━━━ Text passage ━━━

Hayward's Halo Chemical Controller integrates with OmniLogic and uses probe-based monitoring with automated chlorine dosing via liquid chlorine feeder. Similar functionality and price point to IntelliChem but within the Hayward ecosystem.
Automated dosing systems reduce manual chemistry management — but they don't eliminate the need for manual testing and professional service. Probes drift and must be calibrated. Cyanuric acid, calcium hardness, and phosphate levels aren't measured by ORP/pH probes. Service visits remain essential even on fully automated pools. For pool service professionals, automated pools that are well-maintained are easier service stops — but use SplashLens to log your independent test readings alongside the automation data.
Several companies market "AI" pool management. In 2026, this mostly means algorithmic dosing recommendations based on historical water data and pattern recognition — not true machine learning in the AI researcher's sense. Systems like Orenda's OrendaApp use chemistry algorithms to recommend doses based on target LSI values. This is genuinely useful chemistry guidance, even if "AI" overstates the technology involved.
True AI in pool management will eventually include computer vision for detecting algae, debris, and equipment wear from cameras. Several startups are working on this for commercial pool applications. For residential pools, we're 3–5 years from practical AI-driven visual inspection tools.
The simplest and most accessible smart pool technology is a digital logbook. A free app like SplashLens doesn't require any connected equipment investment — you log your manual test readings with timestamps, and over time you build a chemistry trend dataset for every pool. This data is genuinely useful for pattern recognition: which pools consistently require more acid? Which ones have high chlorine demand? Which equipment failures followed periods of chemistry neglect?

━━━

→ **Your assignment**:
Please answer these questions from the smart pool technology text, numbering each answer to match:
1. Which three water levels does the text say ORP/pH probes don't measure?
2. What does Orenda's OrendaApp base its dose recommendations on?
3. How many years away does the text say practical AI-driven visual inspection tools are for residential pools?
The records play no part in what is asked here.

━━━ Extracted entries ━━━

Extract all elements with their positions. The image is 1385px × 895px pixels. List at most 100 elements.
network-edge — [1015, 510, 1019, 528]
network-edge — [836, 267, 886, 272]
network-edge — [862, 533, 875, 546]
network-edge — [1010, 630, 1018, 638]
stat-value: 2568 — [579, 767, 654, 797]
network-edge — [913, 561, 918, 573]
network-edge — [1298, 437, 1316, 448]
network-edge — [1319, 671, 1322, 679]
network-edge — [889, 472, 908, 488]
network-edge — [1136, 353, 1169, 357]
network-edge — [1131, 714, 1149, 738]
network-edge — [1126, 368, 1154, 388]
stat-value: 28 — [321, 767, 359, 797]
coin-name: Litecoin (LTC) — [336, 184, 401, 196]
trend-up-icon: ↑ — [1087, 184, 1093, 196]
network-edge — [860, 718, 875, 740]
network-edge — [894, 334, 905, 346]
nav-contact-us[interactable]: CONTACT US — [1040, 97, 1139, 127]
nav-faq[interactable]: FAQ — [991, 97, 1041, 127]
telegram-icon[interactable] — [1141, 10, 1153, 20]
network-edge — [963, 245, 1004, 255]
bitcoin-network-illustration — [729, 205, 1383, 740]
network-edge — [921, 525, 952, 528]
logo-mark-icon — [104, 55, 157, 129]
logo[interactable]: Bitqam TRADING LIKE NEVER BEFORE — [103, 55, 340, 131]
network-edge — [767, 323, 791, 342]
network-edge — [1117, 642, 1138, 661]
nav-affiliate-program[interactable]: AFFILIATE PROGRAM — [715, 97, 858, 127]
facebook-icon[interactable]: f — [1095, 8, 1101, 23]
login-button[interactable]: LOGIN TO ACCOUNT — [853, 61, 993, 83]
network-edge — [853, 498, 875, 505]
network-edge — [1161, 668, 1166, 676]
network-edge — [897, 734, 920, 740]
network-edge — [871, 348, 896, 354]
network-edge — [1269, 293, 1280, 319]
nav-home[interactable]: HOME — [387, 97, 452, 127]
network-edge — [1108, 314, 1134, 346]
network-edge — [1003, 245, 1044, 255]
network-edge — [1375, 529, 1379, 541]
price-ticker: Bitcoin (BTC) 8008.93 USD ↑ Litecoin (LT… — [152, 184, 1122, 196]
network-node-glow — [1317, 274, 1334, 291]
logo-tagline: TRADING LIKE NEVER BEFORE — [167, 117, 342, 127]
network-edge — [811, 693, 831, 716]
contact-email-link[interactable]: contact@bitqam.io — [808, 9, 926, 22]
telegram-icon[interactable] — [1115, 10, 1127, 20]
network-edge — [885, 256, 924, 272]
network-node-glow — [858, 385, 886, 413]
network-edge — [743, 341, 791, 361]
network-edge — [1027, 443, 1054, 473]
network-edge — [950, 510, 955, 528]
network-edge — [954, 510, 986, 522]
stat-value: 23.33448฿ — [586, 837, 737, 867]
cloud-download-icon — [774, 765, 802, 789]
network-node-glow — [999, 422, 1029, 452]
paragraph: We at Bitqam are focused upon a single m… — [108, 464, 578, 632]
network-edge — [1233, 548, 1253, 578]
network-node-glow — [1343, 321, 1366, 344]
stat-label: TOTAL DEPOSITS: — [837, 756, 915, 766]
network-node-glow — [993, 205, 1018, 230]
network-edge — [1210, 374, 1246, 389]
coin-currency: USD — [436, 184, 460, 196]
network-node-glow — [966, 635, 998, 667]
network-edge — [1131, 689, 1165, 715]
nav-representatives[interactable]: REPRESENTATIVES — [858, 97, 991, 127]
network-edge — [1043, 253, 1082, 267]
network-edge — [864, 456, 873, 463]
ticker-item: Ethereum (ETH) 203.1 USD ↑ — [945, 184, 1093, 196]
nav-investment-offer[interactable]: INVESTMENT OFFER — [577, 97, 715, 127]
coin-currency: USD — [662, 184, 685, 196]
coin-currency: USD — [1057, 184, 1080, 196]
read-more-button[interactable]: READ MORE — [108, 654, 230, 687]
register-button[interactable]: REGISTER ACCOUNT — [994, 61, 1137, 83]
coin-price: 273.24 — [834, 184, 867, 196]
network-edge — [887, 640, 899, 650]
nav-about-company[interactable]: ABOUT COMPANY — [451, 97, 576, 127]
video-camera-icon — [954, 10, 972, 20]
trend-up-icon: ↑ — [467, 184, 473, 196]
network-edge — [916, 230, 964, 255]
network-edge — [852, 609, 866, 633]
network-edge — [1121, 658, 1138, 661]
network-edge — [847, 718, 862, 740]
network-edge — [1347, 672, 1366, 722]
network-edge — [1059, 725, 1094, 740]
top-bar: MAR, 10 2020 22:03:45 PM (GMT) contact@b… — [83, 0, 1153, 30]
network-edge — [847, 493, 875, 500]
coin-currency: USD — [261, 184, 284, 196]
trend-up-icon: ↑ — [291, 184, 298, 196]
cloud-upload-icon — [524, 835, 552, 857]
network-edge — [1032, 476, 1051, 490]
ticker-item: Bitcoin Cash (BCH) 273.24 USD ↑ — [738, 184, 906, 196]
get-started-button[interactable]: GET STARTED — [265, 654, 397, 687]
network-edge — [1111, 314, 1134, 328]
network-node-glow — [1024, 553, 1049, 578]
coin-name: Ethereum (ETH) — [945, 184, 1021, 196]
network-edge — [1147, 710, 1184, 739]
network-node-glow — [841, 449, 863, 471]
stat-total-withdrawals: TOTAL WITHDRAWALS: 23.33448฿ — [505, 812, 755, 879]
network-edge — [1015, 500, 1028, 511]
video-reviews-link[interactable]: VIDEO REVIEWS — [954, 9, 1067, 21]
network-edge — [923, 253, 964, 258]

━━━

→ **The answer**:
1. Cyanuric acid, calcium hardness, and phosphate levels.
2. Target LSI values.
3. 3–5 years.